Extrait à lire

--------------------------------------------------

La raison du dernier rebondissement de cette crise est ce que l’UGTT appelle, dans ses communiqués officiels ainsi que dans les déclarations de ses dirigeants, « l’intransigeance des représentants de l’organisation des employeurs » et leur refus d’accorder une augmentation de salaires aux travailleurs du secteur privé.
Lors de sa réunion avec les cadres syndicaux de la région de Sfax, Belgacem Ayari, le secrétaire général adjoint de l’UGTT en charge du secteur privé, avait résumé, les raisons de cette crise en trois points :
– Primo, la revendication par l’UGTT d’un effet rétroactif de l’augmentation demandée, c’est-à-dire sa prise d’effet à partir de la fin de période pour laquelle avait été prévue l’augmentation précédente, et non pas à partir de la date de signature de l’accord ;
– Secundo, le taux d’augmentation : l’UGTT espère obtenir un taux avec une valeur pécuniaire proche de celle obtenu par les travailleurs de la Fonction publique et du Secteur public, soit entre 50 et 70 dinars tunisiens, ce qui signifie un taux d’augmentation pouvant atteindre 12 % dans certains secteurs ;
– Tertio, la question du taux d’augmentation pour les travailleurs du secteur privé ayant une rémunération supérieure à celle prévue dans les accords en vigueur.

--------------------------------------------------

Matériel fourni
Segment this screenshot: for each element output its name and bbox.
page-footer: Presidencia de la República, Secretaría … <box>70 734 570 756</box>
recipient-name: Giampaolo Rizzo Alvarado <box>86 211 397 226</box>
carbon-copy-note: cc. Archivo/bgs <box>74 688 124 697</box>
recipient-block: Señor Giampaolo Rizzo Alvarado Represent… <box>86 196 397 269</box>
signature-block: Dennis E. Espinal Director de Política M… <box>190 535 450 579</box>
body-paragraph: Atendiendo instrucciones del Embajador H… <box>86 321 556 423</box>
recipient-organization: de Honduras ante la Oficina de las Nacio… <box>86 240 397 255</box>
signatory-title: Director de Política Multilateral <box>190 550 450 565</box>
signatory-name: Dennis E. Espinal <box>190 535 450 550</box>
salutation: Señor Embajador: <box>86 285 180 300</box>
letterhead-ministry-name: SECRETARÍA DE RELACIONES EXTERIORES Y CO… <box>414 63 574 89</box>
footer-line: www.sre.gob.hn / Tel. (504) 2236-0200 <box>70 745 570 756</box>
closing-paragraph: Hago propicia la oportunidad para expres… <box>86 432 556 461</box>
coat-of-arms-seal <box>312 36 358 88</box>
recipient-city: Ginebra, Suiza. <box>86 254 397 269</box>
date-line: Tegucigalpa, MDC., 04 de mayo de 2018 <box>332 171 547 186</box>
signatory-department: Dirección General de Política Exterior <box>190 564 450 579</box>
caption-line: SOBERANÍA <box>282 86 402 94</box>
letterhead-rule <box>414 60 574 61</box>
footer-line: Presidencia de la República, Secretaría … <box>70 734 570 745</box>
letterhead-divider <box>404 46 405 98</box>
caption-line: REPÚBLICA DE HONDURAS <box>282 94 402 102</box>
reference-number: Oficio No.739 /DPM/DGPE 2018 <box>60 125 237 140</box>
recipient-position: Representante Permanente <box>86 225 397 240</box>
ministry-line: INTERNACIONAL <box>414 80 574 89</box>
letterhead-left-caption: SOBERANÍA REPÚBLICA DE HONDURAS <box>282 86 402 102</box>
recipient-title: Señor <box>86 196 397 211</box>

--------------------------------------------------

Objectif
Répondez aux questions suivantes à partir de l'extrait sur la crise salariale.
1. Selon l'UGTT, quelle attitude des représentants de l'organisation des employeurs est à l'origine du dernier rebondissement de la crise ?
2. Quelle fonction Belgacem Ayari occupe-t-il au sein de l'UGTT ?
3. Quel taux d'augmentation pourrait être atteint dans certains secteurs ?
Les items fournis n'ont aucun lien avec l'extrait.

Réponse attendue
1. Leur intransigeance.
2. Secrétaire général adjoint de l'UGTT en charge du secteur privé.
3. Jusqu'à 12 %.